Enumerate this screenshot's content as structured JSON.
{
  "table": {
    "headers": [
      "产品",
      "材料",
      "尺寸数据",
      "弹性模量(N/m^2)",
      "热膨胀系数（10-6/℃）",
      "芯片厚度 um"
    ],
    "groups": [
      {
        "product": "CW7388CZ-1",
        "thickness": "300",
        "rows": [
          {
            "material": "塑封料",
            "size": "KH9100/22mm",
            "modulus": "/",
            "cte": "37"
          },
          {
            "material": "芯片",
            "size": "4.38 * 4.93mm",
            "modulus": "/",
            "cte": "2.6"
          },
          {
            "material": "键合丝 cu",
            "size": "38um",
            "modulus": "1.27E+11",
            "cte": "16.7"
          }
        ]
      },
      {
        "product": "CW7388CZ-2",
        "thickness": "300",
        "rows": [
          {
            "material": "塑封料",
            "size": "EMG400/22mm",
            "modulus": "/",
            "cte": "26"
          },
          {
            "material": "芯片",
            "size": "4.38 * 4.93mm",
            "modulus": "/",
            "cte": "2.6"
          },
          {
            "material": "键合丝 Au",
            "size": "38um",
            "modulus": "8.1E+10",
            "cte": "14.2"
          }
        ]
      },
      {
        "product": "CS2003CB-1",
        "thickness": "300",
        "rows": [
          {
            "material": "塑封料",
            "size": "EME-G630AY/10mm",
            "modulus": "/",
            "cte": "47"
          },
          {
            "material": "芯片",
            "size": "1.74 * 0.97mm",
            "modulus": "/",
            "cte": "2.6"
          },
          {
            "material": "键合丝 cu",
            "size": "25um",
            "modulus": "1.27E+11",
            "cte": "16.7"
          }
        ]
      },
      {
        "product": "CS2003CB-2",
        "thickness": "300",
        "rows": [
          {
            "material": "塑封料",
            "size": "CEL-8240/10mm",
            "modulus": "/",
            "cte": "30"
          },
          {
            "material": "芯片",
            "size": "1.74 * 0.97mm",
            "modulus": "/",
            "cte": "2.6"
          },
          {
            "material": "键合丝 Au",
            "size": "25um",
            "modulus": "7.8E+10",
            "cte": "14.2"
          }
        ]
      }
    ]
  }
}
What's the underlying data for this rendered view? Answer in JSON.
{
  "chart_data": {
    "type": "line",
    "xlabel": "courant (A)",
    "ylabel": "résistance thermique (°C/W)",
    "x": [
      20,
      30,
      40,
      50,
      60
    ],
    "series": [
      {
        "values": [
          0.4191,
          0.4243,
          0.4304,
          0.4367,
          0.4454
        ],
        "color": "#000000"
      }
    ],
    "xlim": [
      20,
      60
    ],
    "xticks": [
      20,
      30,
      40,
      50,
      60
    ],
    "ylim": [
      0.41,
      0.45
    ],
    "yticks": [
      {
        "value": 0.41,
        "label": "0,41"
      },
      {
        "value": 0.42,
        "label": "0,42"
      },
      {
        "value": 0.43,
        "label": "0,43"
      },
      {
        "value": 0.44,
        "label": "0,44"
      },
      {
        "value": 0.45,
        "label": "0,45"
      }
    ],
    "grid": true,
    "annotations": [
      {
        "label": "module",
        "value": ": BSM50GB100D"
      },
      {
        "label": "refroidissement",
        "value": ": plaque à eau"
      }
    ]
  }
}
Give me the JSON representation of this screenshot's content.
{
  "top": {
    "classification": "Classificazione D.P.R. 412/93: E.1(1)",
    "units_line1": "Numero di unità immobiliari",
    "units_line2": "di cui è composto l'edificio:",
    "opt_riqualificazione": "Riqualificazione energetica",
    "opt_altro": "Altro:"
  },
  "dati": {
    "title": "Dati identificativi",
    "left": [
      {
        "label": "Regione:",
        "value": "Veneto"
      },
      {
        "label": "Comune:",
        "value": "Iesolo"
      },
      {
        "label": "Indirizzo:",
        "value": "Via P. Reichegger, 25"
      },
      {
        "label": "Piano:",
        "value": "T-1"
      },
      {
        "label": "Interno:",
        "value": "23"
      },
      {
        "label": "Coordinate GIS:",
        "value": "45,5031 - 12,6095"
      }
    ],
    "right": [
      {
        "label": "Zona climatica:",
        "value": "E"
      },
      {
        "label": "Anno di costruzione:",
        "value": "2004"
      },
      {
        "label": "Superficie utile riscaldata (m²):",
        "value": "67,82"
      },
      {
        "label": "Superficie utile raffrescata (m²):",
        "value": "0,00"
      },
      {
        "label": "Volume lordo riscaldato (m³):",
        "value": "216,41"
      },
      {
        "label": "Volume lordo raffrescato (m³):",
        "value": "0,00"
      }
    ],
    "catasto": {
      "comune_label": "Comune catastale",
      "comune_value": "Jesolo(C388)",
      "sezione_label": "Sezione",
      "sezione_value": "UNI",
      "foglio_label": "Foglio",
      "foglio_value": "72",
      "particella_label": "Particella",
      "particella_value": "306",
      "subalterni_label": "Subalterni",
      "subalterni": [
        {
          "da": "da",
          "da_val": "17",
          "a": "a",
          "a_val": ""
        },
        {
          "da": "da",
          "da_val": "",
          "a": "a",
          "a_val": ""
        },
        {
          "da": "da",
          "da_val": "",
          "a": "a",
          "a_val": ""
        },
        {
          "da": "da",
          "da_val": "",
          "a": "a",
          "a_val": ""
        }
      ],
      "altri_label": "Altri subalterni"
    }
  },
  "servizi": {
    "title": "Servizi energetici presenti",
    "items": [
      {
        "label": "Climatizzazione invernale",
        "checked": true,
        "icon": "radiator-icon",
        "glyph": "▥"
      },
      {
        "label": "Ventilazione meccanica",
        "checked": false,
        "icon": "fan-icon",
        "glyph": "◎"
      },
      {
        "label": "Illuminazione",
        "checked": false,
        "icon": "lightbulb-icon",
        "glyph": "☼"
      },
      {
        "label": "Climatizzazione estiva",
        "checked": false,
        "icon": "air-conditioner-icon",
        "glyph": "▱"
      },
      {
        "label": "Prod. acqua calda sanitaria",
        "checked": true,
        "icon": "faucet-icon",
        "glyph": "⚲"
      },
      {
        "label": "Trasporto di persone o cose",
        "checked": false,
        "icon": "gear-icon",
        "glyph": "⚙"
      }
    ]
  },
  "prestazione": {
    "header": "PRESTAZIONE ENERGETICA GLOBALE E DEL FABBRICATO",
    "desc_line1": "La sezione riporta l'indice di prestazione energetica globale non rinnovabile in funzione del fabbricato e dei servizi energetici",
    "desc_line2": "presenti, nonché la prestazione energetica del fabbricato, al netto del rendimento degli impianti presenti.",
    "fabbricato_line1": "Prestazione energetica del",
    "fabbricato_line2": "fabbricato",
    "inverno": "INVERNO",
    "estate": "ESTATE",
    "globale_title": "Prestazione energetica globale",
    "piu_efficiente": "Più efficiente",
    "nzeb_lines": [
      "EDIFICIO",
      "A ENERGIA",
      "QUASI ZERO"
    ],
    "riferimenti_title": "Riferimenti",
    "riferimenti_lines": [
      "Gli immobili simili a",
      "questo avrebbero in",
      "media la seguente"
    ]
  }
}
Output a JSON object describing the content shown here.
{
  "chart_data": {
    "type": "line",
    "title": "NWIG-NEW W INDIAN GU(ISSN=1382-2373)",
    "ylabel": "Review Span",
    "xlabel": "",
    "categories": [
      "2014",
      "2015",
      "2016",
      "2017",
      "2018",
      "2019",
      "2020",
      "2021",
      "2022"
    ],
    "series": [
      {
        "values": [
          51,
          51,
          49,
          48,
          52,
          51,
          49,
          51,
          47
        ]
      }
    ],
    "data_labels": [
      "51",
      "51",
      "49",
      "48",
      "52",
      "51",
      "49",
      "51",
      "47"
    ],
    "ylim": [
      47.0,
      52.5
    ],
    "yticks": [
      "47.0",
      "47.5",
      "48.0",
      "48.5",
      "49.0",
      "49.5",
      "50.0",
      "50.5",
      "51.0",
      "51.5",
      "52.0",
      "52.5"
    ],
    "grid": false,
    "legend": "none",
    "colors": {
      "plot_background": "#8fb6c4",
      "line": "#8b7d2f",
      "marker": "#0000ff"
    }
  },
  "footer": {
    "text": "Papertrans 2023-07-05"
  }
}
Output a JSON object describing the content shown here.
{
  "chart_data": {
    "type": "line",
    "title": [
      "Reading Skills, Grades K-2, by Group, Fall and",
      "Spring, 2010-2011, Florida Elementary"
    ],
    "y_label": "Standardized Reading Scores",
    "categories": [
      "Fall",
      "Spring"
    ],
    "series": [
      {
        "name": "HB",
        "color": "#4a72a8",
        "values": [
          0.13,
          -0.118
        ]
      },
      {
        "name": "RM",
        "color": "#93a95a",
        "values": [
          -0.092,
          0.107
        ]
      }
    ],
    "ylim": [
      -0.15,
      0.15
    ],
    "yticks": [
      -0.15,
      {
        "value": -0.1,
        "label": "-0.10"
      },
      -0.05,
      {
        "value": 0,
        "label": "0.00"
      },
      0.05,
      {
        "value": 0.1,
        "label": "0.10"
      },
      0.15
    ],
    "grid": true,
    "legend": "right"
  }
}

########

Pull out every line containing "glyph".

        "glyph": "▥"
        "glyph": "◎"
        "glyph": "☼"
        "glyph": "▱"
        "glyph": "⚲"
        "glyph": "⚙"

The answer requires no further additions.